• The exercise:
Rewrite the data from its first line through the line containing "- x-tick-label: 0.3: [72, 834, 100, 849]", switching "annotation" to "label" and changing nothing else.

• Exercise inputs:

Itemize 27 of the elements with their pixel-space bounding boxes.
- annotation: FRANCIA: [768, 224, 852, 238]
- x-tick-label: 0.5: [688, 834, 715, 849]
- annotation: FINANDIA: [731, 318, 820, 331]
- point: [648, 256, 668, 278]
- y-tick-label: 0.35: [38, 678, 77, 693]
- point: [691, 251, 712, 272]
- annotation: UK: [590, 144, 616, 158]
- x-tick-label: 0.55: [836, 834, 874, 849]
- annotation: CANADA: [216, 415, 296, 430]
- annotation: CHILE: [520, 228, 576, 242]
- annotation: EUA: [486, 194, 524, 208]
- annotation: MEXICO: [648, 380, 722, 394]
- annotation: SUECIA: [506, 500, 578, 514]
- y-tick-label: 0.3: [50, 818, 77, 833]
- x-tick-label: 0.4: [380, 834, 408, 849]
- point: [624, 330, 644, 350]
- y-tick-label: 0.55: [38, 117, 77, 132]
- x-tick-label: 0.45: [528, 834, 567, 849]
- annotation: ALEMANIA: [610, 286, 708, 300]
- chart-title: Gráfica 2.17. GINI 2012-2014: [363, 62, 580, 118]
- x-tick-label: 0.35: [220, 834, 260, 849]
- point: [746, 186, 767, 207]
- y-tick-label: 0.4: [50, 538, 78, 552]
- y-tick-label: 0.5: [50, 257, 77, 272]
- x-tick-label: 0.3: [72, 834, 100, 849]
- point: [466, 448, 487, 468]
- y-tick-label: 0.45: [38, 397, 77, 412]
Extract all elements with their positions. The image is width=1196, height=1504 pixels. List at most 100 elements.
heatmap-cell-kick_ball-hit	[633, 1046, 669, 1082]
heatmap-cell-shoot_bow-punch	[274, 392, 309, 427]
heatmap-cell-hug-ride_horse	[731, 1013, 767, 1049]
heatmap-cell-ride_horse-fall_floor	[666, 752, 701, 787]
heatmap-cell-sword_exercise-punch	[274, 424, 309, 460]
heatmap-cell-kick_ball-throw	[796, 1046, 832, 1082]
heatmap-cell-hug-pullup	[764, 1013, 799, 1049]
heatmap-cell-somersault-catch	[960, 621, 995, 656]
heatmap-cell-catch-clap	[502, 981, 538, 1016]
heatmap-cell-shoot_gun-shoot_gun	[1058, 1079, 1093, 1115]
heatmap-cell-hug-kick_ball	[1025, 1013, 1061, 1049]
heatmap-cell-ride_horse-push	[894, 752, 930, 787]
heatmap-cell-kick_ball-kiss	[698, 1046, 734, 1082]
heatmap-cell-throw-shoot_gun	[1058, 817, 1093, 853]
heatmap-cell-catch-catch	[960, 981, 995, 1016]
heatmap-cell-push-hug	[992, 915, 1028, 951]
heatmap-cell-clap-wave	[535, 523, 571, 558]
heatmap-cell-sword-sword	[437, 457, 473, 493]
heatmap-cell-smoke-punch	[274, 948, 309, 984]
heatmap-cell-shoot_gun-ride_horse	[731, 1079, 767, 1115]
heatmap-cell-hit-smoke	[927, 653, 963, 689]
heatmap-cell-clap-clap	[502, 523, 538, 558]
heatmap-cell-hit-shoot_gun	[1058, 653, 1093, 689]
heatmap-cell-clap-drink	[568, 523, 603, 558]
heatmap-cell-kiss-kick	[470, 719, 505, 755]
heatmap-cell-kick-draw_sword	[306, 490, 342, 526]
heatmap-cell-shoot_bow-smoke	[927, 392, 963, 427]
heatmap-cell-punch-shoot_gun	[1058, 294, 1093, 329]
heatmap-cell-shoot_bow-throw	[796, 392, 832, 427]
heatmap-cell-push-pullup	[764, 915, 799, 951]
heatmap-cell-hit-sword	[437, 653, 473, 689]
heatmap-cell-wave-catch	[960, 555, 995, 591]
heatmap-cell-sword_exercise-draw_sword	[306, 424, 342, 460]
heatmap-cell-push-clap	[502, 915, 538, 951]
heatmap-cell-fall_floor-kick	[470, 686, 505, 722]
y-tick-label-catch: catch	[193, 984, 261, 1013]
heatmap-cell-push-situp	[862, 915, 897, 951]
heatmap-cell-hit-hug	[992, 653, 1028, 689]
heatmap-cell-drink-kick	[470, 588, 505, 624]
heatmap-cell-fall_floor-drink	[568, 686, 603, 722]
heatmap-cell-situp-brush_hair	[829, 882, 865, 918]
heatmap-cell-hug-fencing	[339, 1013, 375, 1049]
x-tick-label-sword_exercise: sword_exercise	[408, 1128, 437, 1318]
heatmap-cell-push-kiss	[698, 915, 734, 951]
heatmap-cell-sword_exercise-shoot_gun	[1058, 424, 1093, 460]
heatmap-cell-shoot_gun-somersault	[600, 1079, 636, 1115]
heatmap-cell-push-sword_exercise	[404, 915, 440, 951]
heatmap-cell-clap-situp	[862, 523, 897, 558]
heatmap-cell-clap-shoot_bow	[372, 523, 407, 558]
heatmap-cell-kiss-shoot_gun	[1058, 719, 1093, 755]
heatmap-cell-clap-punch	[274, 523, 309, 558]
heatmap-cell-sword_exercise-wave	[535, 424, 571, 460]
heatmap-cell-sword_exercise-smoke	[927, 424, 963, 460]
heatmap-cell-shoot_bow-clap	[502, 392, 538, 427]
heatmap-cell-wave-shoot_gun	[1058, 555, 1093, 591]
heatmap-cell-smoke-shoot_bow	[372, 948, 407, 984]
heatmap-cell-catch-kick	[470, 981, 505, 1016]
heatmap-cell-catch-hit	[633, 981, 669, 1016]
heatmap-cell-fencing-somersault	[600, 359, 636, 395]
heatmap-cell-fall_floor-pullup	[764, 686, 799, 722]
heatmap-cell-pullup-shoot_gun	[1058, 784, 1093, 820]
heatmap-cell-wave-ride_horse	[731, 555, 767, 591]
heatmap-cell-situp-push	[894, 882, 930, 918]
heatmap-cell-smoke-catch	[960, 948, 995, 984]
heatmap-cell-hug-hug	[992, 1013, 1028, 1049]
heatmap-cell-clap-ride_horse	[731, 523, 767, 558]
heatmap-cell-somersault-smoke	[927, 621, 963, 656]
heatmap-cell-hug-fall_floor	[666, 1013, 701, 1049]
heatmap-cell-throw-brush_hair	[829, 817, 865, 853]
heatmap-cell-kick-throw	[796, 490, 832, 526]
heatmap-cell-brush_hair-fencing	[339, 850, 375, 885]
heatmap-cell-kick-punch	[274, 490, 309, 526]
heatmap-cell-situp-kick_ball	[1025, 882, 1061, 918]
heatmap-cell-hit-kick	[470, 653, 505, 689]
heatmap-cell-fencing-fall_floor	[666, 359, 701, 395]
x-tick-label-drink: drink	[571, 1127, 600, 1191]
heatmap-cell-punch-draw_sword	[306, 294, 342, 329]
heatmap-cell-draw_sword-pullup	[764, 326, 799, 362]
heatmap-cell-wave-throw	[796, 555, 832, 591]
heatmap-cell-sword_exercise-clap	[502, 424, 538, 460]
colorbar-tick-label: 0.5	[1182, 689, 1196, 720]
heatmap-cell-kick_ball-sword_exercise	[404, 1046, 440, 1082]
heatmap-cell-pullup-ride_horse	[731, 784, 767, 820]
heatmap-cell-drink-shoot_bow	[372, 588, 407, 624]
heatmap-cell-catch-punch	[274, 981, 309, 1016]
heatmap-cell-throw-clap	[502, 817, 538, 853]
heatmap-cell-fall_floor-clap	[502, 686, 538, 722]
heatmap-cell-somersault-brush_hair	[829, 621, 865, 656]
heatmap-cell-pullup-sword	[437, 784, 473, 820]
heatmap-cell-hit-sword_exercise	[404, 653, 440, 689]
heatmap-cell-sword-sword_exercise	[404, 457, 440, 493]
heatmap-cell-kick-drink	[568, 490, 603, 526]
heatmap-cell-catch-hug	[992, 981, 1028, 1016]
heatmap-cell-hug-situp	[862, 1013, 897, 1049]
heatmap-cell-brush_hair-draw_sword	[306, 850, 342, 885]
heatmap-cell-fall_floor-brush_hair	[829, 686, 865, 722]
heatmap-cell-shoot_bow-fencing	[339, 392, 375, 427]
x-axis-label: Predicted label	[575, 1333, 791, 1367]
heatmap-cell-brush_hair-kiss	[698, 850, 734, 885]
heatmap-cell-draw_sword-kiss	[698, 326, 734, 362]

• Task response:
Itemize 27 of the elements with their pixel-space bounding boxes.
- label: FRANCIA: [768, 224, 852, 238]
- x-tick-label: 0.5: [688, 834, 715, 849]
- label: FINANDIA: [731, 318, 820, 331]
- point: [648, 256, 668, 278]
- y-tick-label: 0.35: [38, 678, 77, 693]
- point: [691, 251, 712, 272]
- label: UK: [590, 144, 616, 158]
- x-tick-label: 0.55: [836, 834, 874, 849]
- label: CANADA: [216, 415, 296, 430]
- label: CHILE: [520, 228, 576, 242]
- label: EUA: [486, 194, 524, 208]
- label: MEXICO: [648, 380, 722, 394]
- label: SUECIA: [506, 500, 578, 514]
- y-tick-label: 0.3: [50, 818, 77, 833]
- x-tick-label: 0.4: [380, 834, 408, 849]
- point: [624, 330, 644, 350]
- y-tick-label: 0.55: [38, 117, 77, 132]
- x-tick-label: 0.45: [528, 834, 567, 849]
- label: ALEMANIA: [610, 286, 708, 300]
- chart-title: Gráfica 2.17. GINI 2012-2014: [363, 62, 580, 118]
- x-tick-label: 0.35: [220, 834, 260, 849]
- point: [746, 186, 767, 207]
- y-tick-label: 0.4: [50, 538, 78, 552]
- y-tick-label: 0.5: [50, 257, 77, 272]
- x-tick-label: 0.3: [72, 834, 100, 849]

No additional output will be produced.